-- What to do --
Print all of the entries exactly, minus the pictures.

(Saved data entries)
========================================
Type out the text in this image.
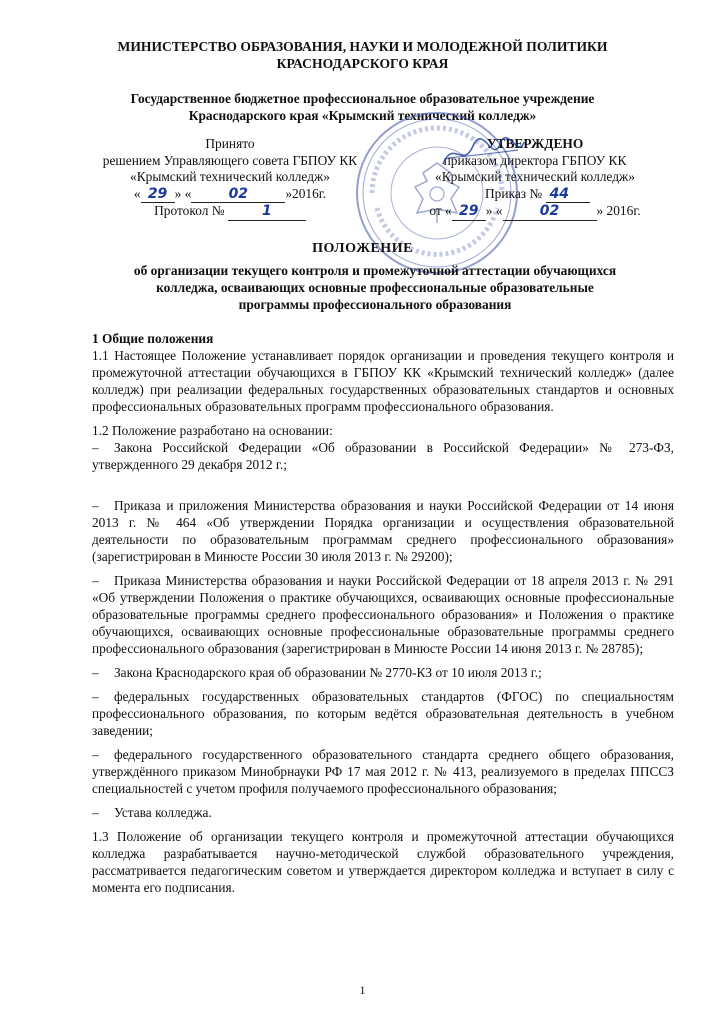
МИНИСТЕРСТВО ОБРАЗОВАНИЯ, НАУКИ И МОЛОДЕЖНОЙ ПОЛИТИКИ
КРАСНОДАРСКОГО КРАЯ
Государственное бюджетное профессиональное образовательное учреждение
Краснодарского края «Крымский технический колледж»
Принято
решением Управляющего совета ГБПОУ КК
«Крымский технический колледж»
« 29 » «	02	»2016г.
Протокол №	1
УТВЕРЖДЕНО
приказом директора ГБПОУ КК
«Крымский технический колледж»
Приказ № 44
от « 29 » «	02	» 2016г.
ПОЛОЖЕНИЕ
об организации текущего контроля и промежуточной аттестации обучающихся
колледжа, осваивающих основные профессиональные образовательные
программы профессионального образования

1 Общие положения

1.1 Настоящее Положение устанавливает порядок организации и проведения текущего контроля и промежуточной аттестации обучающихся в ГБПОУ КК «Крымский технический колледж» (далее колледж) при реализации федеральных государственных образовательных стандартов и основных профессиональных образовательных программ профессионального образования.

1.2 Положение разработано на основании:

– Закона Российской Федерации «Об образовании в Российской Федерации» № 273-ФЗ, утвержденного 29 декабря 2012 г.;

– Приказа и приложения Министерства образования и науки Российской Федерации от 14 июня 2013 г. № 464 «Об утверждении Порядка организации и осуществления образовательной деятельности по образовательным программам среднего профессионального образования» (зарегистрирован в Минюсте России 30 июля 2013 г. № 29200);

– Приказа Министерства образования и науки Российской Федерации от 18 апреля 2013 г. № 291 «Об утверждении Положения о практике обучающихся, осваивающих основные профессиональные образовательные программы среднего профессионального образования» и Положения о практике обучающихся, осваивающих основные профессиональные образовательные программы среднего профессионального образования (зарегистрирован в Минюсте России 14 июня 2013 г. № 28785);

– Закона Краснодарского края об образовании № 2770-КЗ от 10 июля 2013 г.;

– федеральных государственных образовательных стандартов (ФГОС) по специальностям профессионального образования, по которым ведётся образовательная деятельность в учебном заведении;

– федерального государственного образовательного стандарта среднего общего образования, утверждённого приказом Минобрнауки РФ 17 мая 2012 г. № 413, реализуемого в пределах ППССЗ специальностей с учетом профиля получаемого профессионального образования;

– Устава колледжа.

1.3 Положение об организации текущего контроля и промежуточной аттестации обучающихся колледжа разрабатывается научно-методической службой образовательного учреждения, рассматривается педагогическим советом и утверждается директором колледжа и вступает в силу с момента его подписания.

1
========================================
-- Answer to the problem --
Type out the text in this image.
МИНИСТЕРСТВО ОБРАЗОВАНИЯ, НАУКИ И МОЛОДЕЖНОЙ ПОЛИТИКИ
КРАСНОДАРСКОГО КРАЯ
Государственное бюджетное профессиональное образовательное учреждение
Краснодарского края «Крымский технический колледж»
Принято
решением Управляющего совета ГБПОУ КК
«Крымский технический колледж»
« 29 » «	02	»2016г.
Протокол №	1
УТВЕРЖДЕНО
приказом директора ГБПОУ КК
«Крымский технический колледж»
Приказ № 44
от « 29 » «	02	» 2016г.
ПОЛОЖЕНИЕ
об организации текущего контроля и промежуточной аттестации обучающихся
колледжа, осваивающих основные профессиональные образовательные
программы профессионального образования

1 Общие положения

1.1 Настоящее Положение устанавливает порядок организации и проведения текущего контроля и промежуточной аттестации обучающихся в ГБПОУ КК «Крымский технический колледж» (далее колледж) при реализации федеральных государственных образовательных стандартов и основных профессиональных образовательных программ профессионального образования.

1.2 Положение разработано на основании:

– Закона Российской Федерации «Об образовании в Российской Федерации» № 273-ФЗ, утвержденного 29 декабря 2012 г.;

– Приказа и приложения Министерства образования и науки Российской Федерации от 14 июня 2013 г. № 464 «Об утверждении Порядка организации и осуществления образовательной деятельности по образовательным программам среднего профессионального образования» (зарегистрирован в Минюсте России 30 июля 2013 г. № 29200);

– Приказа Министерства образования и науки Российской Федерации от 18 апреля 2013 г. № 291 «Об утверждении Положения о практике обучающихся, осваивающих основные профессиональные образовательные программы среднего профессионального образования» и Положения о практике обучающихся, осваивающих основные профессиональные образовательные программы среднего профессионального образования (зарегистрирован в Минюсте России 14 июня 2013 г. № 28785);

– Закона Краснодарского края об образовании № 2770-КЗ от 10 июля 2013 г.;

– федеральных государственных образовательных стандартов (ФГОС) по специальностям профессионального образования, по которым ведётся образовательная деятельность в учебном заведении;

– федерального государственного образовательного стандарта среднего общего образования, утверждённого приказом Минобрнауки РФ 17 мая 2012 г. № 413, реализуемого в пределах ППССЗ специальностей с учетом профиля получаемого профессионального образования;

– Устава колледжа.

1.3 Положение об организации текущего контроля и промежуточной аттестации обучающихся колледжа разрабатывается научно-методической службой образовательного учреждения, рассматривается педагогическим советом и утверждается директором колледжа и вступает в силу с момента его подписания.

1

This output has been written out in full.